Aim = Pull out every line containing the string "this".

Information supplied =
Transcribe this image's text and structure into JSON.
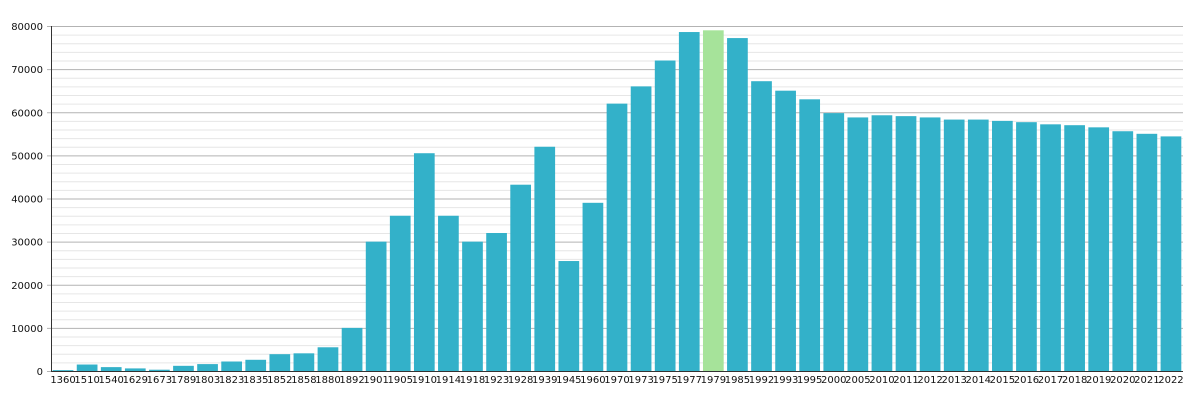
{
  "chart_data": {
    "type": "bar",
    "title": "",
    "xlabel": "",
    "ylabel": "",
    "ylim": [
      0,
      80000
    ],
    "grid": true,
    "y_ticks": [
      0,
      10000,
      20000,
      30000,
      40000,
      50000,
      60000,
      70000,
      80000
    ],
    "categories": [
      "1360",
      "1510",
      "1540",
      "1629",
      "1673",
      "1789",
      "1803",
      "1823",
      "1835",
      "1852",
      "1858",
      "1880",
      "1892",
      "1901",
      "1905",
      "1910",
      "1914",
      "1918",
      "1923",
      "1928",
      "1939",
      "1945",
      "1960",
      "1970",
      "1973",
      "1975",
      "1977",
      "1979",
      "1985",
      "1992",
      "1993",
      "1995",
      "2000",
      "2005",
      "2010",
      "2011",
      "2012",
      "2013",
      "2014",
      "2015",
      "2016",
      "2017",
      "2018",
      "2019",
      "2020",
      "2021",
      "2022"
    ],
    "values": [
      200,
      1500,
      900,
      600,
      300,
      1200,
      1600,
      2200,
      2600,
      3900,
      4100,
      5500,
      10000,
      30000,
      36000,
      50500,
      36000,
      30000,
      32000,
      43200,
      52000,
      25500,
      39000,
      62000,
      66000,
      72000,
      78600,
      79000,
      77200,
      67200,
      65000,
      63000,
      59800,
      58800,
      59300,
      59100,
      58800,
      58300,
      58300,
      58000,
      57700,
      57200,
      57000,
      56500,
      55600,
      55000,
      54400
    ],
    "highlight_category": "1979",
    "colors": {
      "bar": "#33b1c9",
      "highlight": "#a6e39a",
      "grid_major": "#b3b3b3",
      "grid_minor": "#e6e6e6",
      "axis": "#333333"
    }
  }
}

...

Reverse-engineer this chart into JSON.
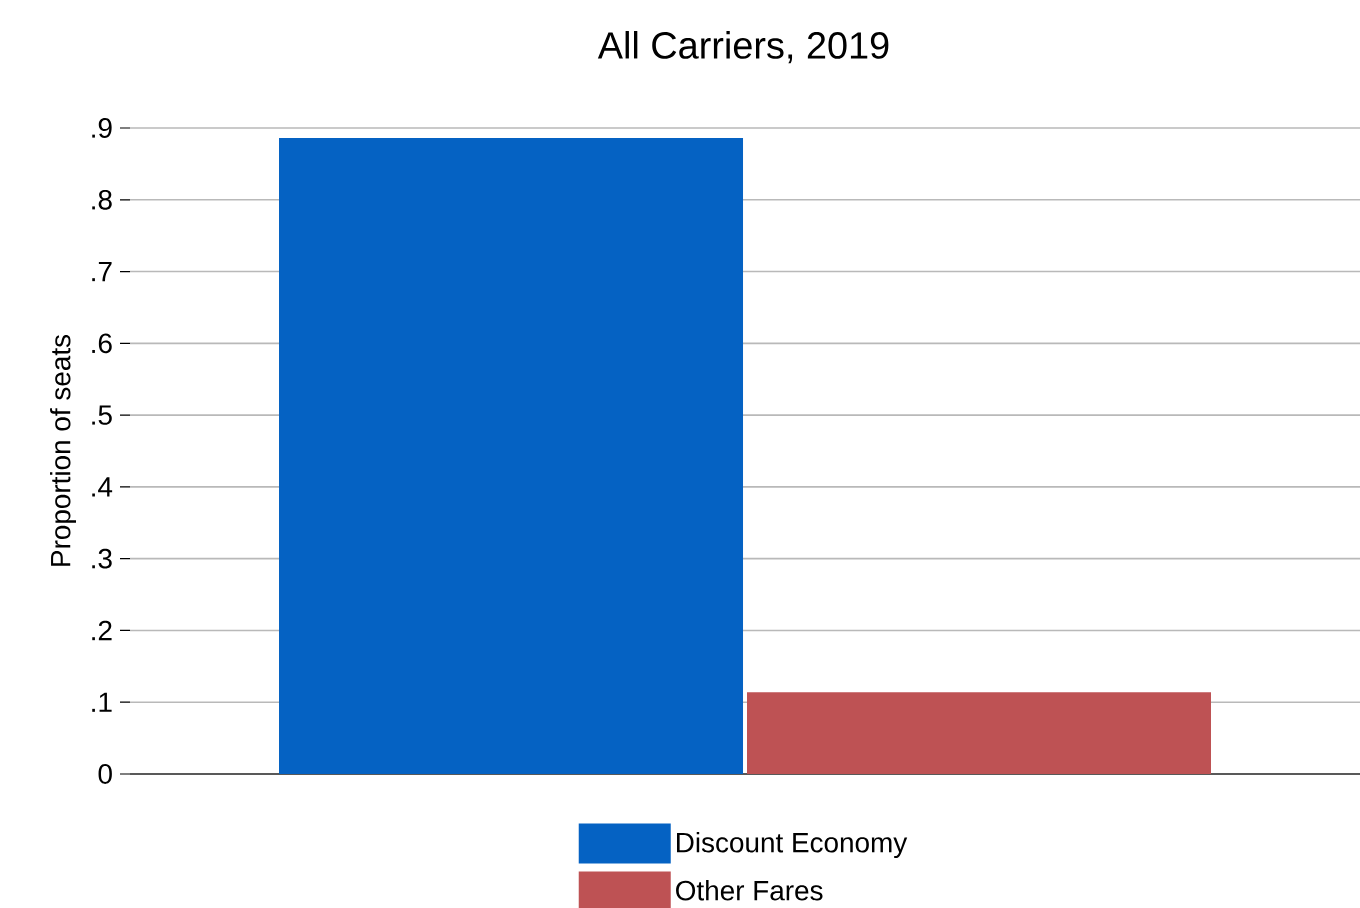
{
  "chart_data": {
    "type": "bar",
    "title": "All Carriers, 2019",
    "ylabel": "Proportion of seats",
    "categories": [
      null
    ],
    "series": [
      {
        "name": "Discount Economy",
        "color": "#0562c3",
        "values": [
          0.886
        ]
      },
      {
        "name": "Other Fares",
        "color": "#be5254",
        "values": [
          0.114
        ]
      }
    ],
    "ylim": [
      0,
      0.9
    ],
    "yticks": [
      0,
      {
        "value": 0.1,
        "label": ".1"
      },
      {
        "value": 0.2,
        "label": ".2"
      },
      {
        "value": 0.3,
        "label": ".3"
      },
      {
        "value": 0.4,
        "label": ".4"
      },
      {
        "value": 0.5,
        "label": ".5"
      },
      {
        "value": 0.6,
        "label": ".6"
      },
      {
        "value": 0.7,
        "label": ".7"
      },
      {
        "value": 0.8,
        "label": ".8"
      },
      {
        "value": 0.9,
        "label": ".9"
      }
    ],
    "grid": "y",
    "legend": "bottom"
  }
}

Completed exercise =
Transcribe this image's text and structure into JSON.
Reverse-engineer this chart into JSON.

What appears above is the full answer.